:: Data extract
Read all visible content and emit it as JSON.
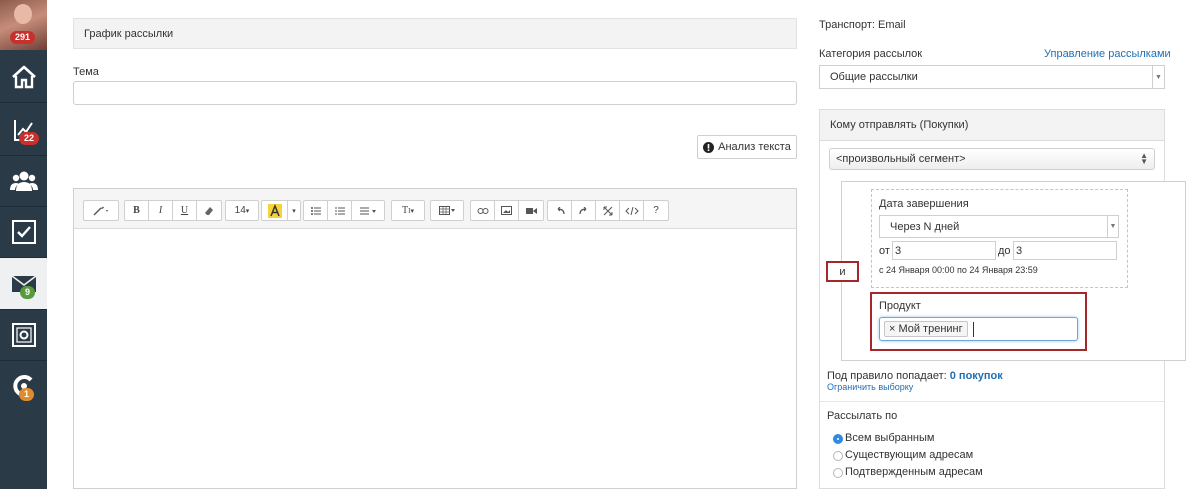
{
  "sidebar": {
    "avatar_badge": "291",
    "items": [
      {
        "icon": "home-icon",
        "badge": ""
      },
      {
        "icon": "chart-growth-icon",
        "badge": "22"
      },
      {
        "icon": "users-icon",
        "badge": ""
      },
      {
        "icon": "checkbox-icon",
        "badge": ""
      },
      {
        "icon": "mail-icon",
        "badge": "9"
      },
      {
        "icon": "settings-screen-icon",
        "badge": ""
      },
      {
        "icon": "logo-icon",
        "badge": "1"
      }
    ]
  },
  "main": {
    "panel_title": "График рассылки",
    "subject_label": "Тема",
    "subject_value": "",
    "analyze_button": "Анализ текста",
    "toolbar": {
      "font_size": "14",
      "buttons": [
        "B",
        "I",
        "U",
        "T",
        "?"
      ]
    }
  },
  "right": {
    "transport": "Транспорт: Email",
    "category_label": "Категория рассылок",
    "manage_link": "Управление рассылками",
    "category_value": "Общие рассылки",
    "recipients_title": "Кому отправлять (Покупки)",
    "segment_value": "<произвольный сегмент>",
    "and_label": "и",
    "end_date_label": "Дата завершения",
    "end_date_mode": "Через N дней",
    "from_label": "от",
    "from_value": "3",
    "to_label": "до",
    "to_value": "3",
    "range_hint": "с 24 Января 00:00 по 24 Января 23:59",
    "product_label": "Продукт",
    "product_tag": "Мой тренинг",
    "product_tag_remove": "×",
    "rule_count_prefix": "Под правило попадает:",
    "rule_count_value": "0 покупок",
    "limit_link": "Ограничить выборку",
    "send_by_label": "Рассылать по",
    "send_by_options": [
      {
        "label": "Всем выбранным",
        "checked": true
      },
      {
        "label": "Существующим адресам",
        "checked": false
      },
      {
        "label": "Подтвержденным адресам",
        "checked": false
      }
    ]
  },
  "colors": {
    "sidebar": "#2a3a47",
    "link": "#1e6fb5",
    "highlight": "#a5262b",
    "badge_red": "#c9302c",
    "badge_green": "#5a9a3e",
    "badge_orange": "#e08a2c"
  }
}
::::
■ The request ■
Your copy of the data should match it exactly, except that pictures are left out.

■ The response ■
Read all visible content and emit it as JSON.
{
  "sidebar": {
    "avatar_badge": "291",
    "items": [
      {
        "icon": "home-icon",
        "badge": ""
      },
      {
        "icon": "chart-growth-icon",
        "badge": "22"
      },
      {
        "icon": "users-icon",
        "badge": ""
      },
      {
        "icon": "checkbox-icon",
        "badge": ""
      },
      {
        "icon": "mail-icon",
        "badge": "9"
      },
      {
        "icon": "settings-screen-icon",
        "badge": ""
      },
      {
        "icon": "logo-icon",
        "badge": "1"
      }
    ]
  },
  "main": {
    "panel_title": "График рассылки",
    "subject_label": "Тема",
    "subject_value": "",
    "analyze_button": "Анализ текста",
    "toolbar": {
      "font_size": "14",
      "buttons": [
        "B",
        "I",
        "U",
        "T",
        "?"
      ]
    }
  },
  "right": {
    "transport": "Транспорт: Email",
    "category_label": "Категория рассылок",
    "manage_link": "Управление рассылками",
    "category_value": "Общие рассылки",
    "recipients_title": "Кому отправлять (Покупки)",
    "segment_value": "<произвольный сегмент>",
    "and_label": "и",
    "end_date_label": "Дата завершения",
    "end_date_mode": "Через N дней",
    "from_label": "от",
    "from_value": "3",
    "to_label": "до",
    "to_value": "3",
    "range_hint": "с 24 Января 00:00 по 24 Января 23:59",
    "product_label": "Продукт",
    "product_tag": "Мой тренинг",
    "product_tag_remove": "×",
    "rule_count_prefix": "Под правило попадает:",
    "rule_count_value": "0 покупок",
    "limit_link": "Ограничить выборку",
    "send_by_label": "Рассылать по",
    "send_by_options": [
      {
        "label": "Всем выбранным",
        "checked": true
      },
      {
        "label": "Существующим адресам",
        "checked": false
      },
      {
        "label": "Подтвержденным адресам",
        "checked": false
      }
    ]
  },
  "colors": {
    "sidebar": "#2a3a47",
    "link": "#1e6fb5",
    "highlight": "#a5262b",
    "badge_red": "#c9302c",
    "badge_green": "#5a9a3e",
    "badge_orange": "#e08a2c"
  }
}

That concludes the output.